The request :: Without the images, output each record below as it stands.
## Start Given data
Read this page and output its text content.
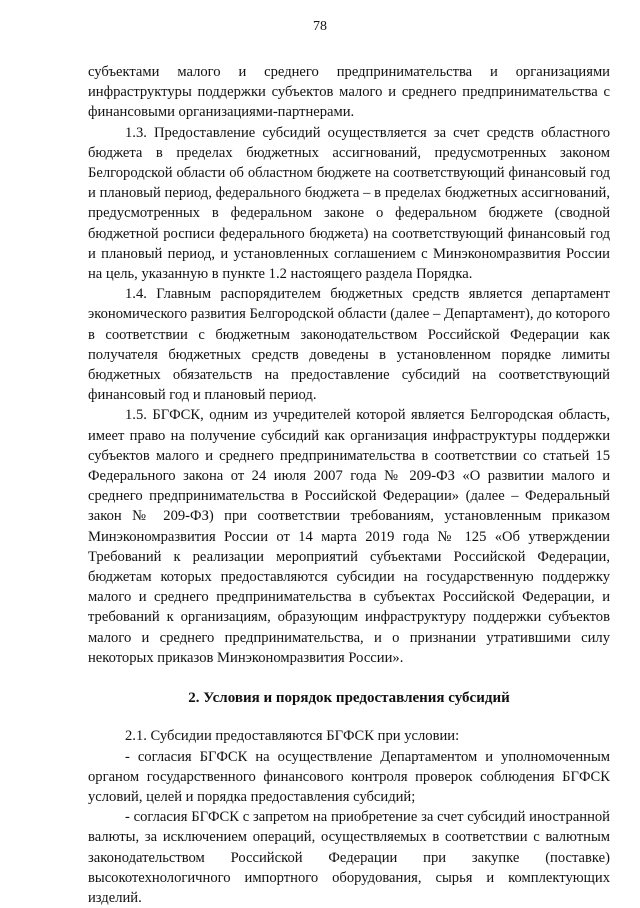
78

субъектами малого и среднего предпринимательства и организациями инфраструктуры поддержки субъектов малого и среднего предпринимательства с финансовыми организациями-партнерами.

1.3. Предоставление субсидий осуществляется за счет средств областного бюджета в пределах бюджетных ассигнований, предусмотренных законом Белгородской области об областном бюджете на соответствующий финансовый год и плановый период, федерального бюджета – в пределах бюджетных ассигнований, предусмотренных в федеральном законе о федеральном бюджете (сводной бюджетной росписи федерального бюджета) на соответствующий финансовый год и плановый период, и установленных соглашением с Минэкономразвития России на цель, указанную в пункте 1.2 настоящего раздела Порядка.

1.4. Главным распорядителем бюджетных средств является департамент экономического развития Белгородской области (далее – Департамент), до которого в соответствии с бюджетным законодательством Российской Федерации как получателя бюджетных средств доведены в установленном порядке лимиты бюджетных обязательств на предоставление субсидий на соответствующий финансовый год и плановый период.

1.5. БГФСК, одним из учредителей которой является Белгородская область, имеет право на получение субсидий как организация инфраструктуры поддержки субъектов малого и среднего предпринимательства в соответствии со статьей 15 Федерального закона от 24 июля 2007 года № 209-ФЗ «О развитии малого и среднего предпринимательства в Российской Федерации» (далее – Федеральный закон № 209-ФЗ) при соответствии требованиям, установленным приказом Минэкономразвития России от 14 марта 2019 года № 125 «Об утверждении Требований к реализации мероприятий субъектами Российской Федерации, бюджетам которых предоставляются субсидии на государственную поддержку малого и среднего предпринимательства в субъектах Российской Федерации, и требований к организациям, образующим инфраструктуру поддержки субъектов малого и среднего предпринимательства, и о признании утратившими силу некоторых приказов Минэкономразвития России».

2. Условия и порядок предоставления субсидий

2.1. Субсидии предоставляются БГФСК при условии:

- согласия БГФСК на осуществление Департаментом и уполномоченным органом государственного финансового контроля проверок соблюдения БГФСК условий, целей и порядка предоставления субсидий;

- согласия БГФСК с запретом на приобретение за счет субсидий иностранной валюты, за исключением операций, осуществляемых в соответствии с валютным законодательством Российской Федерации при закупке (поставке) высокотехнологичного импортного оборудования, сырья и комплектующих изделий.
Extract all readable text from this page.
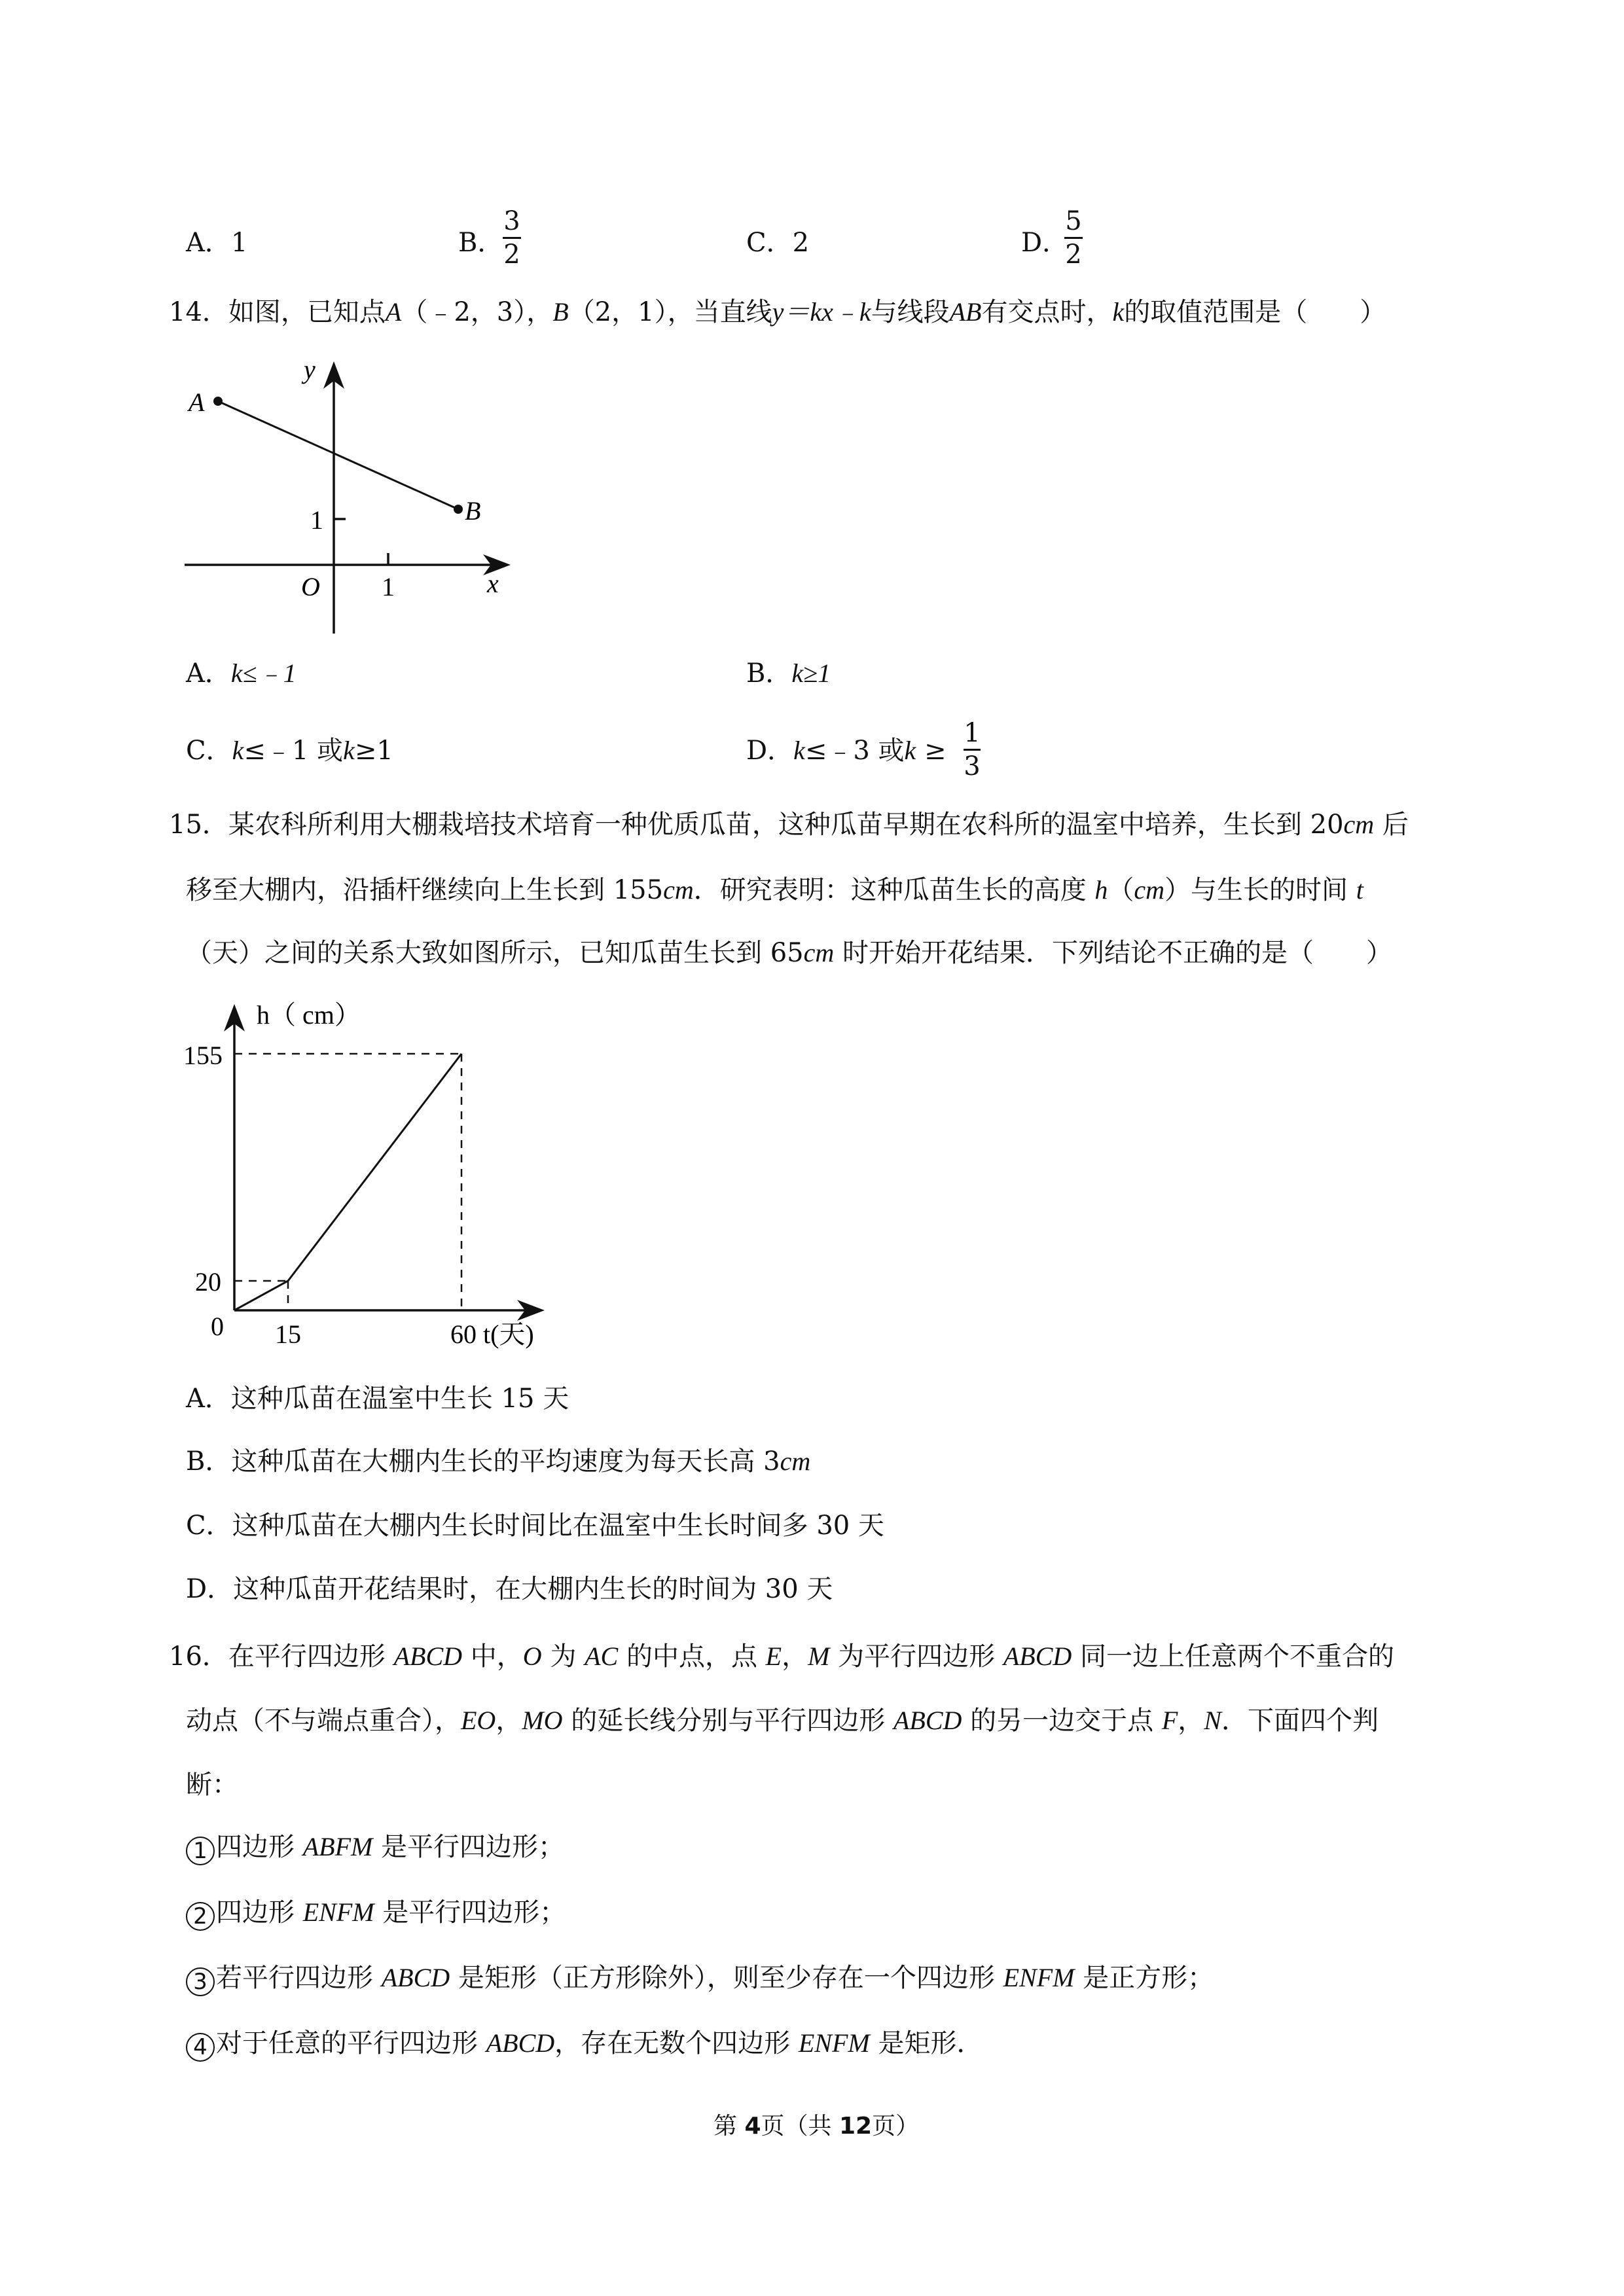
A．1	B．
3
2	C．2	D．
5
2
14．如图，已知点A（﹣2，3），B（2，1），当直线y＝kx﹣k与线段AB有交点时，k的取值范围是（　　）
y
x
O 1
1
A
B
A．k≤﹣1	B．k≥1
C．k≤﹣1 或k≥1	D．k≤﹣3 或k ≥
1
3
15．某农科所利用大棚栽培技术培育一种优质瓜苗，这种瓜苗早期在农科所的温室中培养，生长到 20cm 后
移至大棚内，沿插杆继续向上生长到 155cm．研究表明：这种瓜苗生长的高度 h（cm）与生长的时间 t
（天）之间的关系大致如图所示，已知瓜苗生长到 65cm 时开始开花结果．下列结论不正确的是（　　）
h（ cm）
155
20
0 15	60 t(天)
A．这种瓜苗在温室中生长 15 天
B．这种瓜苗在大棚内生长的平均速度为每天长高 3cm
C．这种瓜苗在大棚内生长时间比在温室中生长时间多 30 天
D．这种瓜苗开花结果时，在大棚内生长的时间为 30 天
16．在平行四边形 ABCD 中，O 为 AC 的中点，点 E，M 为平行四边形 ABCD 同一边上任意两个不重合的
动点（不与端点重合），EO，MO 的延长线分别与平行四边形 ABCD 的另一边交于点 F，N．下面四个判
断：
1 四边形 ABFM 是平行四边形；
2 四边形 ENFM 是平行四边形；
3 若平行四边形 ABCD 是矩形（正方形除外），则至少存在一个四边形 ENFM 是正方形；
4 对于任意的平行四边形 ABCD，存在无数个四边形 ENFM 是矩形．
第 4页（共 12页）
## End Given data
Solution to this exercise ::
Read this page and output its text content.
78

субъектами малого и среднего предпринимательства и организациями инфраструктуры поддержки субъектов малого и среднего предпринимательства с финансовыми организациями-партнерами.

1.3. Предоставление субсидий осуществляется за счет средств областного бюджета в пределах бюджетных ассигнований, предусмотренных законом Белгородской области об областном бюджете на соответствующий финансовый год и плановый период, федерального бюджета – в пределах бюджетных ассигнований, предусмотренных в федеральном законе о федеральном бюджете (сводной бюджетной росписи федерального бюджета) на соответствующий финансовый год и плановый период, и установленных соглашением с Минэкономразвития России на цель, указанную в пункте 1.2 настоящего раздела Порядка.

1.4. Главным распорядителем бюджетных средств является департамент экономического развития Белгородской области (далее – Департамент), до которого в соответствии с бюджетным законодательством Российской Федерации как получателя бюджетных средств доведены в установленном порядке лимиты бюджетных обязательств на предоставление субсидий на соответствующий финансовый год и плановый период.

1.5. БГФСК, одним из учредителей которой является Белгородская область, имеет право на получение субсидий как организация инфраструктуры поддержки субъектов малого и среднего предпринимательства в соответствии со статьей 15 Федерального закона от 24 июля 2007 года № 209-ФЗ «О развитии малого и среднего предпринимательства в Российской Федерации» (далее – Федеральный закон № 209-ФЗ) при соответствии требованиям, установленным приказом Минэкономразвития России от 14 марта 2019 года № 125 «Об утверждении Требований к реализации мероприятий субъектами Российской Федерации, бюджетам которых предоставляются субсидии на государственную поддержку малого и среднего предпринимательства в субъектах Российской Федерации, и требований к организациям, образующим инфраструктуру поддержки субъектов малого и среднего предпринимательства, и о признании утратившими силу некоторых приказов Минэкономразвития России».

2. Условия и порядок предоставления субсидий

2.1. Субсидии предоставляются БГФСК при условии:

- согласия БГФСК на осуществление Департаментом и уполномоченным органом государственного финансового контроля проверок соблюдения БГФСК условий, целей и порядка предоставления субсидий;

- согласия БГФСК с запретом на приобретение за счет субсидий иностранной валюты, за исключением операций, осуществляемых в соответствии с валютным законодательством Российской Федерации при закупке (поставке) высокотехнологичного импортного оборудования, сырья и комплектующих изделий.
Extract all readable text from this page.
A．1	B．
3
2	C．2	D．
5
2
14．如图，已知点A（﹣2，3），B（2，1），当直线y＝kx﹣k与线段AB有交点时，k的取值范围是（　　）
y
x
O 1
1
A
B
A．k≤﹣1	B．k≥1
C．k≤﹣1 或k≥1	D．k≤﹣3 或k ≥
1
3
15．某农科所利用大棚栽培技术培育一种优质瓜苗，这种瓜苗早期在农科所的温室中培养，生长到 20cm 后
移至大棚内，沿插杆继续向上生长到 155cm．研究表明：这种瓜苗生长的高度 h（cm）与生长的时间 t
（天）之间的关系大致如图所示，已知瓜苗生长到 65cm 时开始开花结果．下列结论不正确的是（　　）
h（ cm）
155
20
0 15	60 t(天)
A．这种瓜苗在温室中生长 15 天
B．这种瓜苗在大棚内生长的平均速度为每天长高 3cm
C．这种瓜苗在大棚内生长时间比在温室中生长时间多 30 天
D．这种瓜苗开花结果时，在大棚内生长的时间为 30 天
16．在平行四边形 ABCD 中，O 为 AC 的中点，点 E，M 为平行四边形 ABCD 同一边上任意两个不重合的
动点（不与端点重合），EO，MO 的延长线分别与平行四边形 ABCD 的另一边交于点 F，N．下面四个判
断：
1 四边形 ABFM 是平行四边形；
2 四边形 ENFM 是平行四边形；
3 若平行四边形 ABCD 是矩形（正方形除外），则至少存在一个四边形 ENFM 是正方形；
4 对于任意的平行四边形 ABCD，存在无数个四边形 ENFM 是矩形．
第 4页（共 12页）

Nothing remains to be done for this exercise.